Pull out each line of the items below that contains the string "score", treating uppercase and lowercase letters as different.

** Begin Material supplied **

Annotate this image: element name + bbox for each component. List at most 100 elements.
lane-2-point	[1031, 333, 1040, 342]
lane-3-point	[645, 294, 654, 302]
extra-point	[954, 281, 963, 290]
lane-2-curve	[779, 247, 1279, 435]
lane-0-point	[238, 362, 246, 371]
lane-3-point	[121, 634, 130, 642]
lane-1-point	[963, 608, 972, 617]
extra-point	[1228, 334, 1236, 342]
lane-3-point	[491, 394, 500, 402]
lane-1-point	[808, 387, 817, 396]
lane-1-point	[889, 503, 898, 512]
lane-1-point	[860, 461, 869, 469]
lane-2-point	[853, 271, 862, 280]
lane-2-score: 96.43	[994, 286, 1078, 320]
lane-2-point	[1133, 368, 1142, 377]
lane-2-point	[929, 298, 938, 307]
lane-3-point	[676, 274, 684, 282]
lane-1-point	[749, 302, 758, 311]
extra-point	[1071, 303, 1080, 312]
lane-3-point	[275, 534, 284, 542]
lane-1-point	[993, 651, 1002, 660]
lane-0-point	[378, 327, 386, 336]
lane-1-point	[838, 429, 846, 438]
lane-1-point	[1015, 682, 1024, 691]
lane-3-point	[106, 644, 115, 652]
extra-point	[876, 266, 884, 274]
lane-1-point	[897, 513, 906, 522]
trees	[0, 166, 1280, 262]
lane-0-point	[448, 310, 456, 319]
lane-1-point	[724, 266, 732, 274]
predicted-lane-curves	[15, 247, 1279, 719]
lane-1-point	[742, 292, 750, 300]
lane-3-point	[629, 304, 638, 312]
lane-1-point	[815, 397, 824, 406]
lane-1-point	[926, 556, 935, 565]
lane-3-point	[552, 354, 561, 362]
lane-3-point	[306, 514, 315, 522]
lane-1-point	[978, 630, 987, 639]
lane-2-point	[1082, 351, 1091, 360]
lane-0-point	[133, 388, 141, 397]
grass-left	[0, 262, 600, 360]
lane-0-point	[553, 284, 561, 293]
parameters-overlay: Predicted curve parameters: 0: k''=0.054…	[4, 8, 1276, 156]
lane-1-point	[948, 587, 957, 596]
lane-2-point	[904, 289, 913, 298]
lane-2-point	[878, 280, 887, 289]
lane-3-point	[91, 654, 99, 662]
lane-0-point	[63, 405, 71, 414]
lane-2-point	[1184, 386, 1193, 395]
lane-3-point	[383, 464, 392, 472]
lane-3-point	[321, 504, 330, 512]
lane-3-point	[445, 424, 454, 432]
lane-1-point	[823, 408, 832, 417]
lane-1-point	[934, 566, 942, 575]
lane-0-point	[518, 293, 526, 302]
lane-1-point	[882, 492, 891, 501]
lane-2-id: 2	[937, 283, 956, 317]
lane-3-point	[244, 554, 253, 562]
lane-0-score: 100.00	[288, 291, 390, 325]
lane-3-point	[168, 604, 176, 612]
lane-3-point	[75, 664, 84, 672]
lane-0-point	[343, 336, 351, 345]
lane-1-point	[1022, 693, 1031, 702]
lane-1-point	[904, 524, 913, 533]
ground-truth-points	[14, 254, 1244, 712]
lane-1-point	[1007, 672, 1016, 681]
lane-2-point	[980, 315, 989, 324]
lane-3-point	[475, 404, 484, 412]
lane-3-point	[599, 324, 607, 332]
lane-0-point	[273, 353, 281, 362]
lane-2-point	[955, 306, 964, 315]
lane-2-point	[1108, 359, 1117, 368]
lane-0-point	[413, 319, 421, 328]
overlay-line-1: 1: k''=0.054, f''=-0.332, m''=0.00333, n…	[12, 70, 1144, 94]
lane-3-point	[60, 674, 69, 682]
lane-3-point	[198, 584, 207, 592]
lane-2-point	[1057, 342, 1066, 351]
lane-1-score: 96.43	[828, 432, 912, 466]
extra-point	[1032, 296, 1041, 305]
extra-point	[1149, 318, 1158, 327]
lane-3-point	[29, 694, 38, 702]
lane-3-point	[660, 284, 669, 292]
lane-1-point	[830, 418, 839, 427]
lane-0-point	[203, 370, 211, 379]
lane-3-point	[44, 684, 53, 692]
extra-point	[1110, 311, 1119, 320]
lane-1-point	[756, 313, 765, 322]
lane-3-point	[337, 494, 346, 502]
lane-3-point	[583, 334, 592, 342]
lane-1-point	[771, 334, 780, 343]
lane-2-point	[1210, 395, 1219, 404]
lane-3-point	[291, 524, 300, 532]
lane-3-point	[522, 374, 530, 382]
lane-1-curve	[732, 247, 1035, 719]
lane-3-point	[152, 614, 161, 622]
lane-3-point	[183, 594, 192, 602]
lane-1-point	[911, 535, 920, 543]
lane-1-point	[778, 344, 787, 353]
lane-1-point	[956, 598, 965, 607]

** End Material supplied **

**Reply**
lane-2-score: 96.43	[994, 286, 1078, 320]
lane-0-score: 100.00	[288, 291, 390, 325]
lane-1-score: 96.43	[828, 432, 912, 466]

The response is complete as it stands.